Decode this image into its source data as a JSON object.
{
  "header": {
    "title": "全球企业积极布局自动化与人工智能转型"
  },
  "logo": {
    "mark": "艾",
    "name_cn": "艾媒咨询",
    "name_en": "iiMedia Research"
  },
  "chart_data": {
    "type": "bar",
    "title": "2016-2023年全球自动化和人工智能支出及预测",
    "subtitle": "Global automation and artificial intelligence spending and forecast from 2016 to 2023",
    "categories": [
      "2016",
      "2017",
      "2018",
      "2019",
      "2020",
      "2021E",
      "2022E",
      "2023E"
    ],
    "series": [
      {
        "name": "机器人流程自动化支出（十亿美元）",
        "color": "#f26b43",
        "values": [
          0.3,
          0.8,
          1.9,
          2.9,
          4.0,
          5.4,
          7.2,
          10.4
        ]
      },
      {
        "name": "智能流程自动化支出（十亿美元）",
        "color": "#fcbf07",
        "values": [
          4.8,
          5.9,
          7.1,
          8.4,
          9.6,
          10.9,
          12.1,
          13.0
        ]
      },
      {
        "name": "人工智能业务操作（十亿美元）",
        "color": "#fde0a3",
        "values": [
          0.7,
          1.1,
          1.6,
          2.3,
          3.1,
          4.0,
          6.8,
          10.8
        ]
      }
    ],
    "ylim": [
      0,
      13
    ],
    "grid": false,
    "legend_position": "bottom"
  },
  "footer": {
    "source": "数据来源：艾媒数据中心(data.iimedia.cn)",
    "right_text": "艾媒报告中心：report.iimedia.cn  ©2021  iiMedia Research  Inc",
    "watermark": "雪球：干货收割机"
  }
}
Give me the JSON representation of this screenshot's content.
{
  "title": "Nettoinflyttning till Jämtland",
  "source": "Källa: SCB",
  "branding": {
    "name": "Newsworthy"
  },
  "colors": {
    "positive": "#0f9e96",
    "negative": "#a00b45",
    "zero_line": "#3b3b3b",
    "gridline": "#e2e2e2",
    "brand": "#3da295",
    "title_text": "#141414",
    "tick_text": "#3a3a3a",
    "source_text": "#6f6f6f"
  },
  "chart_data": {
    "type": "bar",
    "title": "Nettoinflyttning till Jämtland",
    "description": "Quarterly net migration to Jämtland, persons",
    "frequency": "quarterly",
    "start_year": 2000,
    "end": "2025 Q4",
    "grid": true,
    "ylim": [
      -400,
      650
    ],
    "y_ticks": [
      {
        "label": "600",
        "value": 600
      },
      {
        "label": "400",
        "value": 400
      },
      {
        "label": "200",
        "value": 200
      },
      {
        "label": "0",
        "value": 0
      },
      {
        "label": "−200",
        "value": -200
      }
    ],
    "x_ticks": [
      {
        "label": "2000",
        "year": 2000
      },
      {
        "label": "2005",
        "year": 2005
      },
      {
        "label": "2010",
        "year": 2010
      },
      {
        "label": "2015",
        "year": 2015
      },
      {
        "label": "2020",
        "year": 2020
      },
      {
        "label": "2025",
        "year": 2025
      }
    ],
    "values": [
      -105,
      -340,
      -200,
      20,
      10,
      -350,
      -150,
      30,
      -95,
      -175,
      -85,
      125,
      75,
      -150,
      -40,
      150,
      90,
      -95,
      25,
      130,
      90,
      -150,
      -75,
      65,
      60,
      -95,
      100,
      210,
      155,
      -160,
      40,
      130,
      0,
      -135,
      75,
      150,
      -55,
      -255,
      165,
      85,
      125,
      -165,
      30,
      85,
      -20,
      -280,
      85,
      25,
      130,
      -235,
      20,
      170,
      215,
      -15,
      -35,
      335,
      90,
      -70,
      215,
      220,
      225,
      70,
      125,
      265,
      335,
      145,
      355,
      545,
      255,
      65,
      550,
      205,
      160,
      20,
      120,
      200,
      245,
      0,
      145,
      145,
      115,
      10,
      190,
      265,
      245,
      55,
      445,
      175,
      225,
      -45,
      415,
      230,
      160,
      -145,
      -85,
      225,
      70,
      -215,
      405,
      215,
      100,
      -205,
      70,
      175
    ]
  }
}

^^^^^^^^^^^^^^^^

» **TASK STATEMENT**
Using the exact wording, write out all of the records.

» **SOLUTION FOR THIS TASK**
Decode this image into its source data as a JSON object.
{
  "header": {
    "title": "全球企业积极布局自动化与人工智能转型"
  },
  "logo": {
    "mark": "艾",
    "name_cn": "艾媒咨询",
    "name_en": "iiMedia Research"
  },
  "chart_data": {
    "type": "bar",
    "title": "2016-2023年全球自动化和人工智能支出及预测",
    "subtitle": "Global automation and artificial intelligence spending and forecast from 2016 to 2023",
    "categories": [
      "2016",
      "2017",
      "2018",
      "2019",
      "2020",
      "2021E",
      "2022E",
      "2023E"
    ],
    "series": [
      {
        "name": "机器人流程自动化支出（十亿美元）",
        "color": "#f26b43",
        "values": [
          0.3,
          0.8,
          1.9,
          2.9,
          4.0,
          5.4,
          7.2,
          10.4
        ]
      },
      {
        "name": "智能流程自动化支出（十亿美元）",
        "color": "#fcbf07",
        "values": [
          4.8,
          5.9,
          7.1,
          8.4,
          9.6,
          10.9,
          12.1,
          13.0
        ]
      },
      {
        "name": "人工智能业务操作（十亿美元）",
        "color": "#fde0a3",
        "values": [
          0.7,
          1.1,
          1.6,
          2.3,
          3.1,
          4.0,
          6.8,
          10.8
        ]
      }
    ],
    "ylim": [
      0,
      13
    ],
    "grid": false,
    "legend_position": "bottom"
  },
  "footer": {
    "source": "数据来源：艾媒数据中心(data.iimedia.cn)",
    "right_text": "艾媒报告中心：report.iimedia.cn  ©2021  iiMedia Research  Inc",
    "watermark": "雪球：干货收割机"
  }
}
Give me the JSON representation of this screenshot's content.
{
  "title": "Nettoinflyttning till Jämtland",
  "source": "Källa: SCB",
  "branding": {
    "name": "Newsworthy"
  },
  "colors": {
    "positive": "#0f9e96",
    "negative": "#a00b45",
    "zero_line": "#3b3b3b",
    "gridline": "#e2e2e2",
    "brand": "#3da295",
    "title_text": "#141414",
    "tick_text": "#3a3a3a",
    "source_text": "#6f6f6f"
  },
  "chart_data": {
    "type": "bar",
    "title": "Nettoinflyttning till Jämtland",
    "description": "Quarterly net migration to Jämtland, persons",
    "frequency": "quarterly",
    "start_year": 2000,
    "end": "2025 Q4",
    "grid": true,
    "ylim": [
      -400,
      650
    ],
    "y_ticks": [
      {
        "label": "600",
        "value": 600
      },
      {
        "label": "400",
        "value": 400
      },
      {
        "label": "200",
        "value": 200
      },
      {
        "label": "0",
        "value": 0
      },
      {
        "label": "−200",
        "value": -200
      }
    ],
    "x_ticks": [
      {
        "label": "2000",
        "year": 2000
      },
      {
        "label": "2005",
        "year": 2005
      },
      {
        "label": "2010",
        "year": 2010
      },
      {
        "label": "2015",
        "year": 2015
      },
      {
        "label": "2020",
        "year": 2020
      },
      {
        "label": "2025",
        "year": 2025
      }
    ],
    "values": [
      -105,
      -340,
      -200,
      20,
      10,
      -350,
      -150,
      30,
      -95,
      -175,
      -85,
      125,
      75,
      -150,
      -40,
      150,
      90,
      -95,
      25,
      130,
      90,
      -150,
      -75,
      65,
      60,
      -95,
      100,
      210,
      155,
      -160,
      40,
      130,
      0,
      -135,
      75,
      150,
      -55,
      -255,
      165,
      85,
      125,
      -165,
      30,
      85,
      -20,
      -280,
      85,
      25,
      130,
      -235,
      20,
      170,
      215,
      -15,
      -35,
      335,
      90,
      -70,
      215,
      220,
      225,
      70,
      125,
      265,
      335,
      145,
      355,
      545,
      255,
      65,
      550,
      205,
      160,
      20,
      120,
      200,
      245,
      0,
      145,
      145,
      115,
      10,
      190,
      265,
      245,
      55,
      445,
      175,
      225,
      -45,
      415,
      230,
      160,
      -145,
      -85,
      225,
      70,
      -215,
      405,
      215,
      100,
      -205,
      70,
      175
    ]
  }
}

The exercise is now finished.